## DATA TO USE

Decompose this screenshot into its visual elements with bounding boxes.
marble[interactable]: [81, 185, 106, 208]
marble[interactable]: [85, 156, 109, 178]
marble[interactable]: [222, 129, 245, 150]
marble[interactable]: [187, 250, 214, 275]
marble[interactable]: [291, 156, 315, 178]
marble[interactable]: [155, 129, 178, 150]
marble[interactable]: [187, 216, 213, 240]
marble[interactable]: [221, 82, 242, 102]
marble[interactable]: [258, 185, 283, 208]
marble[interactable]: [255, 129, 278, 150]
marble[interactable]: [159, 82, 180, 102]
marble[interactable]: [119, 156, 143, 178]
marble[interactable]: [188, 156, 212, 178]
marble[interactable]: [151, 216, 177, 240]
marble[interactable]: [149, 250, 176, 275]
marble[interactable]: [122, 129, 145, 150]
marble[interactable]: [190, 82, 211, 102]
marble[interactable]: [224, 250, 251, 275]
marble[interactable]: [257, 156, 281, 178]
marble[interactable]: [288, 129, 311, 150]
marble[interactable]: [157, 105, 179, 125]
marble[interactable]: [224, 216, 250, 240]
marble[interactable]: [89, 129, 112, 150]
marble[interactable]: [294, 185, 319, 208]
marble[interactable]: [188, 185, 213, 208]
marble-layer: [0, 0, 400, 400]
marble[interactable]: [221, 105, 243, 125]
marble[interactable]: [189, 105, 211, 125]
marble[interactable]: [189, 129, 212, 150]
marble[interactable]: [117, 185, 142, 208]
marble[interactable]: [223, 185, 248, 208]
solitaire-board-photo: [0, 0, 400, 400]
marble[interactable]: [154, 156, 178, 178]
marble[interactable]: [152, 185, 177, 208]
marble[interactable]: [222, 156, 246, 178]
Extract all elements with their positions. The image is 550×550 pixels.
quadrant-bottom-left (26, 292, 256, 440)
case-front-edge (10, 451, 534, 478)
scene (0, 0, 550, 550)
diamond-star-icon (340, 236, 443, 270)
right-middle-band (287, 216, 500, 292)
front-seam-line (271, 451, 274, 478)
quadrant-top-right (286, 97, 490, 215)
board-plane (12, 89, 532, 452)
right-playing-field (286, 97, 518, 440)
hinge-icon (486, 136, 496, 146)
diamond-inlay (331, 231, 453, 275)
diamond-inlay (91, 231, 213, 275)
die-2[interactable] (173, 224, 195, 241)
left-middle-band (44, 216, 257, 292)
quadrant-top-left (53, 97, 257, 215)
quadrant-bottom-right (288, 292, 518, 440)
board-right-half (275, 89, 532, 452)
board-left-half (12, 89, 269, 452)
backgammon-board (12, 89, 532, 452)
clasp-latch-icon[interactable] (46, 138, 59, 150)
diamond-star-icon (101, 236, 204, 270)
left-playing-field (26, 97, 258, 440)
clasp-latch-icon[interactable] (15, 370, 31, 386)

## WHAT IS EXPECTED
Rewrite the rows from the start up to and including the line with "left-middle-band (44, 216, 257, 292)", swapping "diamond-inlay" for "star-inlay" and leaving everything else unchanged.

## RESULT OF THE TASK
Decompose this screenshot into its visual elements with bounding boxes.
marble[interactable]: [81, 185, 106, 208]
marble[interactable]: [85, 156, 109, 178]
marble[interactable]: [222, 129, 245, 150]
marble[interactable]: [187, 250, 214, 275]
marble[interactable]: [291, 156, 315, 178]
marble[interactable]: [155, 129, 178, 150]
marble[interactable]: [187, 216, 213, 240]
marble[interactable]: [221, 82, 242, 102]
marble[interactable]: [258, 185, 283, 208]
marble[interactable]: [255, 129, 278, 150]
marble[interactable]: [159, 82, 180, 102]
marble[interactable]: [119, 156, 143, 178]
marble[interactable]: [188, 156, 212, 178]
marble[interactable]: [151, 216, 177, 240]
marble[interactable]: [149, 250, 176, 275]
marble[interactable]: [122, 129, 145, 150]
marble[interactable]: [190, 82, 211, 102]
marble[interactable]: [224, 250, 251, 275]
marble[interactable]: [257, 156, 281, 178]
marble[interactable]: [288, 129, 311, 150]
marble[interactable]: [157, 105, 179, 125]
marble[interactable]: [224, 216, 250, 240]
marble[interactable]: [89, 129, 112, 150]
marble[interactable]: [294, 185, 319, 208]
marble[interactable]: [188, 185, 213, 208]
marble-layer: [0, 0, 400, 400]
marble[interactable]: [221, 105, 243, 125]
marble[interactable]: [189, 105, 211, 125]
marble[interactable]: [189, 129, 212, 150]
marble[interactable]: [117, 185, 142, 208]
marble[interactable]: [223, 185, 248, 208]
solitaire-board-photo: [0, 0, 400, 400]
marble[interactable]: [154, 156, 178, 178]
marble[interactable]: [152, 185, 177, 208]
marble[interactable]: [222, 156, 246, 178]
Extract all elements with their positions. The image is 550×550 pixels.
quadrant-bottom-left (26, 292, 256, 440)
case-front-edge (10, 451, 534, 478)
scene (0, 0, 550, 550)
diamond-star-icon (340, 236, 443, 270)
right-middle-band (287, 216, 500, 292)
front-seam-line (271, 451, 274, 478)
quadrant-top-right (286, 97, 490, 215)
board-plane (12, 89, 532, 452)
right-playing-field (286, 97, 518, 440)
hinge-icon (486, 136, 496, 146)
star-inlay (331, 231, 453, 275)
star-inlay (91, 231, 213, 275)
die-2[interactable] (173, 224, 195, 241)
left-middle-band (44, 216, 257, 292)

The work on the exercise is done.